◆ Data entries

===

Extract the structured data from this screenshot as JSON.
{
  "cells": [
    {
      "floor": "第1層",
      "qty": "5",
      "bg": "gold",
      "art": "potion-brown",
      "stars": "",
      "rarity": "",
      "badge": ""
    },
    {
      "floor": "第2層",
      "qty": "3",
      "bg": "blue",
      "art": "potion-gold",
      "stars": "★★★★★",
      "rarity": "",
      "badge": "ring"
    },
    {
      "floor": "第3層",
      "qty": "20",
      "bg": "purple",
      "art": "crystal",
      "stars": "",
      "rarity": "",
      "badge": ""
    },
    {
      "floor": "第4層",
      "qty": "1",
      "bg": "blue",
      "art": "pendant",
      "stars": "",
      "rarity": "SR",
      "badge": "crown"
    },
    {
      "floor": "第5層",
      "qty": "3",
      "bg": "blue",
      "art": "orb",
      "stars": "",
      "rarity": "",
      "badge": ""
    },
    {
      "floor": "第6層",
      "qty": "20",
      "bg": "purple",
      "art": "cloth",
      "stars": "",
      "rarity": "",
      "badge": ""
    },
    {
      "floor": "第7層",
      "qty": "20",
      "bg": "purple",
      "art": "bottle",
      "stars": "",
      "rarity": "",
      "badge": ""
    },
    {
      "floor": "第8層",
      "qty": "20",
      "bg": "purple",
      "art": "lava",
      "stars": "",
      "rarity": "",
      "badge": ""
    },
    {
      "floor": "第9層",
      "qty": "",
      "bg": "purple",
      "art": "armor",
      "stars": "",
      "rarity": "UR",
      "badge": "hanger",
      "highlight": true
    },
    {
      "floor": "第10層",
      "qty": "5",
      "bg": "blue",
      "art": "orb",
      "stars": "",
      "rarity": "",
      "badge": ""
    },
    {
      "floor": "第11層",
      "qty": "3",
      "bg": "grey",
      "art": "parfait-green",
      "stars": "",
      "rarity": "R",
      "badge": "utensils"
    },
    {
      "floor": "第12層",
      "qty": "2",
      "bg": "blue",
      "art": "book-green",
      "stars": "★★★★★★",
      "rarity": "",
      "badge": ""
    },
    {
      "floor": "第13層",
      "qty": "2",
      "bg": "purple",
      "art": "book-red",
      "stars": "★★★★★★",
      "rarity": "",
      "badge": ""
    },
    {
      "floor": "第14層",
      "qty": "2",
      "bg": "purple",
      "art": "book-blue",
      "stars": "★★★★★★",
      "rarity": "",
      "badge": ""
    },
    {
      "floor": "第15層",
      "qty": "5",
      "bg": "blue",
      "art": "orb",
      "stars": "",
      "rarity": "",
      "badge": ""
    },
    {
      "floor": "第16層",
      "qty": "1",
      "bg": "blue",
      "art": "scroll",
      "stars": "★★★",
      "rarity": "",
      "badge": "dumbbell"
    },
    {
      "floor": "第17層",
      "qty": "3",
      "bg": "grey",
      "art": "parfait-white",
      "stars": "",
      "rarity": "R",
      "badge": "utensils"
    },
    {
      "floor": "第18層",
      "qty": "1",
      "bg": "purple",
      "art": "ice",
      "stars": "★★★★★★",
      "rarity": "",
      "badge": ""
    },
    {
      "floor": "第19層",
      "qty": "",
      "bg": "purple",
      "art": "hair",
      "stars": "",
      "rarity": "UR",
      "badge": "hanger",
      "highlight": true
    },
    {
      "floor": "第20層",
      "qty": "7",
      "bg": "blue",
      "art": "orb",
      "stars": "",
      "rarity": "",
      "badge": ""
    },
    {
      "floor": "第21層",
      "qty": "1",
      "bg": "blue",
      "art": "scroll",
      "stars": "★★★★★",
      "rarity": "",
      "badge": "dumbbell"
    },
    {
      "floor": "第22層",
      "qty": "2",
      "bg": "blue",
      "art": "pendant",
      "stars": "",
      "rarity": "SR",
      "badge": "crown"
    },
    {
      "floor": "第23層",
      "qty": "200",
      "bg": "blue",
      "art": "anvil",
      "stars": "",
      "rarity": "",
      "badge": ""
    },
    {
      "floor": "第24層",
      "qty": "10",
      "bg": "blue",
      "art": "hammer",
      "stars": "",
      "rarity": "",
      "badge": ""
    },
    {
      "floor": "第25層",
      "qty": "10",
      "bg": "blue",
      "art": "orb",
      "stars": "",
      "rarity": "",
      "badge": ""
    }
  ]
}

===

◆ Given request
Hand back the material above in full, exactly as written.

◆ Result for this exercise
Extract the structured data from this screenshot as JSON.
{
  "cells": [
    {
      "floor": "第1層",
      "qty": "5",
      "bg": "gold",
      "art": "potion-brown",
      "stars": "",
      "rarity": "",
      "badge": ""
    },
    {
      "floor": "第2層",
      "qty": "3",
      "bg": "blue",
      "art": "potion-gold",
      "stars": "★★★★★",
      "rarity": "",
      "badge": "ring"
    },
    {
      "floor": "第3層",
      "qty": "20",
      "bg": "purple",
      "art": "crystal",
      "stars": "",
      "rarity": "",
      "badge": ""
    },
    {
      "floor": "第4層",
      "qty": "1",
      "bg": "blue",
      "art": "pendant",
      "stars": "",
      "rarity": "SR",
      "badge": "crown"
    },
    {
      "floor": "第5層",
      "qty": "3",
      "bg": "blue",
      "art": "orb",
      "stars": "",
      "rarity": "",
      "badge": ""
    },
    {
      "floor": "第6層",
      "qty": "20",
      "bg": "purple",
      "art": "cloth",
      "stars": "",
      "rarity": "",
      "badge": ""
    },
    {
      "floor": "第7層",
      "qty": "20",
      "bg": "purple",
      "art": "bottle",
      "stars": "",
      "rarity": "",
      "badge": ""
    },
    {
      "floor": "第8層",
      "qty": "20",
      "bg": "purple",
      "art": "lava",
      "stars": "",
      "rarity": "",
      "badge": ""
    },
    {
      "floor": "第9層",
      "qty": "",
      "bg": "purple",
      "art": "armor",
      "stars": "",
      "rarity": "UR",
      "badge": "hanger",
      "highlight": true
    },
    {
      "floor": "第10層",
      "qty": "5",
      "bg": "blue",
      "art": "orb",
      "stars": "",
      "rarity": "",
      "badge": ""
    },
    {
      "floor": "第11層",
      "qty": "3",
      "bg": "grey",
      "art": "parfait-green",
      "stars": "",
      "rarity": "R",
      "badge": "utensils"
    },
    {
      "floor": "第12層",
      "qty": "2",
      "bg": "blue",
      "art": "book-green",
      "stars": "★★★★★★",
      "rarity": "",
      "badge": ""
    },
    {
      "floor": "第13層",
      "qty": "2",
      "bg": "purple",
      "art": "book-red",
      "stars": "★★★★★★",
      "rarity": "",
      "badge": ""
    },
    {
      "floor": "第14層",
      "qty": "2",
      "bg": "purple",
      "art": "book-blue",
      "stars": "★★★★★★",
      "rarity": "",
      "badge": ""
    },
    {
      "floor": "第15層",
      "qty": "5",
      "bg": "blue",
      "art": "orb",
      "stars": "",
      "rarity": "",
      "badge": ""
    },
    {
      "floor": "第16層",
      "qty": "1",
      "bg": "blue",
      "art": "scroll",
      "stars": "★★★",
      "rarity": "",
      "badge": "dumbbell"
    },
    {
      "floor": "第17層",
      "qty": "3",
      "bg": "grey",
      "art": "parfait-white",
      "stars": "",
      "rarity": "R",
      "badge": "utensils"
    },
    {
      "floor": "第18層",
      "qty": "1",
      "bg": "purple",
      "art": "ice",
      "stars": "★★★★★★",
      "rarity": "",
      "badge": ""
    },
    {
      "floor": "第19層",
      "qty": "",
      "bg": "purple",
      "art": "hair",
      "stars": "",
      "rarity": "UR",
      "badge": "hanger",
      "highlight": true
    },
    {
      "floor": "第20層",
      "qty": "7",
      "bg": "blue",
      "art": "orb",
      "stars": "",
      "rarity": "",
      "badge": ""
    },
    {
      "floor": "第21層",
      "qty": "1",
      "bg": "blue",
      "art": "scroll",
      "stars": "★★★★★",
      "rarity": "",
      "badge": "dumbbell"
    },
    {
      "floor": "第22層",
      "qty": "2",
      "bg": "blue",
      "art": "pendant",
      "stars": "",
      "rarity": "SR",
      "badge": "crown"
    },
    {
      "floor": "第23層",
      "qty": "200",
      "bg": "blue",
      "art": "anvil",
      "stars": "",
      "rarity": "",
      "badge": ""
    },
    {
      "floor": "第24層",
      "qty": "10",
      "bg": "blue",
      "art": "hammer",
      "stars": "",
      "rarity": "",
      "badge": ""
    },
    {
      "floor": "第25層",
      "qty": "10",
      "bg": "blue",
      "art": "orb",
      "stars": "",
      "rarity": "",
      "badge": ""
    }
  ]
}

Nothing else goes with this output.